### Directive
Identify each line below containing the string "Handlungen" and copy it.

### Information provided
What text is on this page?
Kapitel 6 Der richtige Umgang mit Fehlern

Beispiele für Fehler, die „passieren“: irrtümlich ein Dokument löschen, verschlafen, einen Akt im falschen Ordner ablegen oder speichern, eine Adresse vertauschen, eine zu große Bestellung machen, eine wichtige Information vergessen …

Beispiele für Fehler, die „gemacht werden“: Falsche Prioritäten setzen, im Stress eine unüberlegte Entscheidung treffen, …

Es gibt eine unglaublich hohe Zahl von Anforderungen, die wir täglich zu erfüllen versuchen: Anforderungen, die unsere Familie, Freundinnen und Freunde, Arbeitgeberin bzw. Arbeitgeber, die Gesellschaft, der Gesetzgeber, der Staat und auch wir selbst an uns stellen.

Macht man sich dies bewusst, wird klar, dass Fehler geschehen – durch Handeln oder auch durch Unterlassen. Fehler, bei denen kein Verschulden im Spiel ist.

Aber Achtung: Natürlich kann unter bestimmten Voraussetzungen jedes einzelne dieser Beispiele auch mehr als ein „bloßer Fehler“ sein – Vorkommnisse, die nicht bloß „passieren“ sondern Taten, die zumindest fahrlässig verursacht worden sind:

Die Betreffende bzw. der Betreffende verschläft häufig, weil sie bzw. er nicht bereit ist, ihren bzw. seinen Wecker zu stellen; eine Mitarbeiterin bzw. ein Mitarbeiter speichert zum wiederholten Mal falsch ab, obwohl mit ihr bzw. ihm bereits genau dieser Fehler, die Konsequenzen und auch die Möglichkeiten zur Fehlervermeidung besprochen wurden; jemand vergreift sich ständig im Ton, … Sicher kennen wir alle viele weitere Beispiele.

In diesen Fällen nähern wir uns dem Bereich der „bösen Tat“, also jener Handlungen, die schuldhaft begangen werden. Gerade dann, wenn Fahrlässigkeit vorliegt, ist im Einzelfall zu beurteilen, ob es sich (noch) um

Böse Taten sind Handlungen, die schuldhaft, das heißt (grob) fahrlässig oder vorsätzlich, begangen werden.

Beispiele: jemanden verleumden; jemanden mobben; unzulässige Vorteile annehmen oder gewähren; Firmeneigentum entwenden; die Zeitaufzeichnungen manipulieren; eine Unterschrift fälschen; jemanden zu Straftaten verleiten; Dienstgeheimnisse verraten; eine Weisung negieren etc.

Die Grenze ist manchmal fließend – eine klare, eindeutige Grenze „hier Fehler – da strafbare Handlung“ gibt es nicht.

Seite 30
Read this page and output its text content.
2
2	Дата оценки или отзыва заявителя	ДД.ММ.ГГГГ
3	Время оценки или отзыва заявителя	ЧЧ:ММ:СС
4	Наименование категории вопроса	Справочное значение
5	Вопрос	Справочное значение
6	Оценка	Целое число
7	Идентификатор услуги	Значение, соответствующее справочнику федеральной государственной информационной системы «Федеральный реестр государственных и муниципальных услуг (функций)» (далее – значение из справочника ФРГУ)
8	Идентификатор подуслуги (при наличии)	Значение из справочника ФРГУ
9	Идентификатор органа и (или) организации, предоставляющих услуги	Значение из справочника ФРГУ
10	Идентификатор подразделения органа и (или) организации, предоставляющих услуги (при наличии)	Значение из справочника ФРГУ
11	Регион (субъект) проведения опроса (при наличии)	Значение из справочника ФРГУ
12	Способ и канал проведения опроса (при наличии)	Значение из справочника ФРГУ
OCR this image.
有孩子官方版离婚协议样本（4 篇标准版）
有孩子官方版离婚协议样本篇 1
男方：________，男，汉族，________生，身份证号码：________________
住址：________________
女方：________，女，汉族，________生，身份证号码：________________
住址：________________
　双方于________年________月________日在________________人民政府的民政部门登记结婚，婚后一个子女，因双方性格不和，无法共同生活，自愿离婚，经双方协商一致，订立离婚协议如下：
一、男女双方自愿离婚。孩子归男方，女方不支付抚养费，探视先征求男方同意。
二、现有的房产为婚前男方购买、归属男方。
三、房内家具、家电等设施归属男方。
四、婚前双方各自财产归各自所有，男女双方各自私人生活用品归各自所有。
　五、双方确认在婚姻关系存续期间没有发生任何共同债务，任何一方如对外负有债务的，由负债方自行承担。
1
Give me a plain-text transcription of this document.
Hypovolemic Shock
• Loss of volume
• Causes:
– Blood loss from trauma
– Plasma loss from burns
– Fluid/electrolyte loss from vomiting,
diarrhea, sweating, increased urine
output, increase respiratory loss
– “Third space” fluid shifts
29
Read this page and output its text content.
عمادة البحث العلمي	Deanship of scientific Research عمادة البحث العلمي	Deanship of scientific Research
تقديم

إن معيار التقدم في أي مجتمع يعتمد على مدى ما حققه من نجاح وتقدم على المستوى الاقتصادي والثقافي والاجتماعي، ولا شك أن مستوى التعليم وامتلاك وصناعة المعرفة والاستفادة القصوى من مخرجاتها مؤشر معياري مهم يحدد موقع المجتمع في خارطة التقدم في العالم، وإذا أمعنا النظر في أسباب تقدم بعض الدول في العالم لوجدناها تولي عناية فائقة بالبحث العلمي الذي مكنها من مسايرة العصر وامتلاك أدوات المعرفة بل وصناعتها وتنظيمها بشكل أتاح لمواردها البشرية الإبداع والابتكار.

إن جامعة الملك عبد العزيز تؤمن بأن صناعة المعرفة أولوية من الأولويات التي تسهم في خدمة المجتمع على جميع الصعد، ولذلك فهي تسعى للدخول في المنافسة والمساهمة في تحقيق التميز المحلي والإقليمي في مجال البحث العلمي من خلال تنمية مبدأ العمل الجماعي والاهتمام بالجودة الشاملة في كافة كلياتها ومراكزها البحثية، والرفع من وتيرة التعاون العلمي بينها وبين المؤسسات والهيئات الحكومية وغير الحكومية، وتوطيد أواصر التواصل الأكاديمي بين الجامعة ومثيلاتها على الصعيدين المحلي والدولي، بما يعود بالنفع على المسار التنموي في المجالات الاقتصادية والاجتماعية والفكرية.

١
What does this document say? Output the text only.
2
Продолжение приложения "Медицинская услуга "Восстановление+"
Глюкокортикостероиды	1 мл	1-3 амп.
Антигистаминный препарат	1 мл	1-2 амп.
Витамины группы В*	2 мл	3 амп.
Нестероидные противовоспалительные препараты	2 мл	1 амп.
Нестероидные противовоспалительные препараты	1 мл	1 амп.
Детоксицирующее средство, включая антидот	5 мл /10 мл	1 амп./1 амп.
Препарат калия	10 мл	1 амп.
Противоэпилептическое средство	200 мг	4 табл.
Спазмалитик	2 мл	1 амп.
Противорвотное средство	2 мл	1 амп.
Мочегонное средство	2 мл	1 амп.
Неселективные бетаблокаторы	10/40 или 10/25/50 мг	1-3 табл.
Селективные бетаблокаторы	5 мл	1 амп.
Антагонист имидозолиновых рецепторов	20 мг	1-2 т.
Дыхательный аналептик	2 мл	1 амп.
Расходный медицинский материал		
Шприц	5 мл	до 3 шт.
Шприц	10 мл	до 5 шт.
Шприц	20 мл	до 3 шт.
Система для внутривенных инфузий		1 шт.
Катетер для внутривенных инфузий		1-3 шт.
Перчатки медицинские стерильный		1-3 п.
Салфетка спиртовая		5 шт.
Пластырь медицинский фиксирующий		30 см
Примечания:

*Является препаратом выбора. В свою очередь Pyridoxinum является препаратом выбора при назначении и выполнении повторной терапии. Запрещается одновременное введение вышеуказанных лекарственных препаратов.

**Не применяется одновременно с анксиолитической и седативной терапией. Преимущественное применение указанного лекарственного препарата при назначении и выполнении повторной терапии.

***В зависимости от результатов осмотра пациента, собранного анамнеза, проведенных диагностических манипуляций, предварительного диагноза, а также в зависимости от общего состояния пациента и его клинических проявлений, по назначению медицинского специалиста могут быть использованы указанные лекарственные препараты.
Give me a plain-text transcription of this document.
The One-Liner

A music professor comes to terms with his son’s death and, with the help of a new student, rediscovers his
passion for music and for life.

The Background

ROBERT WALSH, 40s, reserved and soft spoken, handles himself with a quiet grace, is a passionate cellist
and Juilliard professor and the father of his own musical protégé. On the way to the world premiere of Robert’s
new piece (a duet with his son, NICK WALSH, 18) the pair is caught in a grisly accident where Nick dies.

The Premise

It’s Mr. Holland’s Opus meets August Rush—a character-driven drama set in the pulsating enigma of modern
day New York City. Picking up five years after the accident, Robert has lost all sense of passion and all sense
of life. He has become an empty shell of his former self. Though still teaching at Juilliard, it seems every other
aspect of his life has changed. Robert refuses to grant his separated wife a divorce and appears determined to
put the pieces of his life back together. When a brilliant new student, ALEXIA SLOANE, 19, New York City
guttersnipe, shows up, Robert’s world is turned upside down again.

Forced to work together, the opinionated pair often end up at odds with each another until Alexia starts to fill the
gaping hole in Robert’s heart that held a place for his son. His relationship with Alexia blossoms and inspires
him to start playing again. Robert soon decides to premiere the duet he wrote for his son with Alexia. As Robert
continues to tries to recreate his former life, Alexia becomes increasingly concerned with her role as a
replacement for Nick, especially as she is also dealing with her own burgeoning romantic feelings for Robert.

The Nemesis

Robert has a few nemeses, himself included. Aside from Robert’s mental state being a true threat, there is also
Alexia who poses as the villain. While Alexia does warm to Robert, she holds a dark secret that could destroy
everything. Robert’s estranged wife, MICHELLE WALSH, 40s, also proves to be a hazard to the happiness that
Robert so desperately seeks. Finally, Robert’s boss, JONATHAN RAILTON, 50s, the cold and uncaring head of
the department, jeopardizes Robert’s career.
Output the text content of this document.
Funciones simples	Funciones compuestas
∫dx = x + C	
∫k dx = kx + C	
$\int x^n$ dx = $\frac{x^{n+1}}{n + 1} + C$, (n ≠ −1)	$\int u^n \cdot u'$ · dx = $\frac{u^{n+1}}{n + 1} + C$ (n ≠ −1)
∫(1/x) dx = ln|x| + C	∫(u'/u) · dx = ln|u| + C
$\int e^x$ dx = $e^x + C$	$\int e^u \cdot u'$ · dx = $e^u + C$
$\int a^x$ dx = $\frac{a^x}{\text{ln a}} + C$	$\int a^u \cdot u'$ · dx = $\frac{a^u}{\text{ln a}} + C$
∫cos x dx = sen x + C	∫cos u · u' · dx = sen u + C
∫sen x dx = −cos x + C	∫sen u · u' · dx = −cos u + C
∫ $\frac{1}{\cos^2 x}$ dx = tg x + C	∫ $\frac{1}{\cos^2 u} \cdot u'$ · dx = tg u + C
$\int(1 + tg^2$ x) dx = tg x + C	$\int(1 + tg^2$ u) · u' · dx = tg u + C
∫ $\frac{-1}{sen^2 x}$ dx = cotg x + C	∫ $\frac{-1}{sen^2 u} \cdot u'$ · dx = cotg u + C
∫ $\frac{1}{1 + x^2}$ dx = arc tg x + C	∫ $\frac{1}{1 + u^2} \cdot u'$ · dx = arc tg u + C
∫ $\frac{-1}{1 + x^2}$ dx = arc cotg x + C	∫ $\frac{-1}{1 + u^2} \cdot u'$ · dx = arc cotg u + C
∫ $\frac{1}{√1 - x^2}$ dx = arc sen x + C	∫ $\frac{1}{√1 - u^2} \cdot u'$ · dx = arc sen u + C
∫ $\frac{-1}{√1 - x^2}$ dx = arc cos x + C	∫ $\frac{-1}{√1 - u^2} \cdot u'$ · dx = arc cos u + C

### Solution for this problem
In diesen Fällen nähern wir uns dem Bereich der „bösen Tat“, also jener Handlungen, die schuldhaft begangen werden. Gerade dann, wenn Fahrlässigkeit vorliegt, ist im Einzelfall zu beurteilen, ob es sich (noch) um
Böse Taten sind Handlungen, die schuldhaft, das heißt (grob) fahrlässig oder vorsätzlich, begangen werden.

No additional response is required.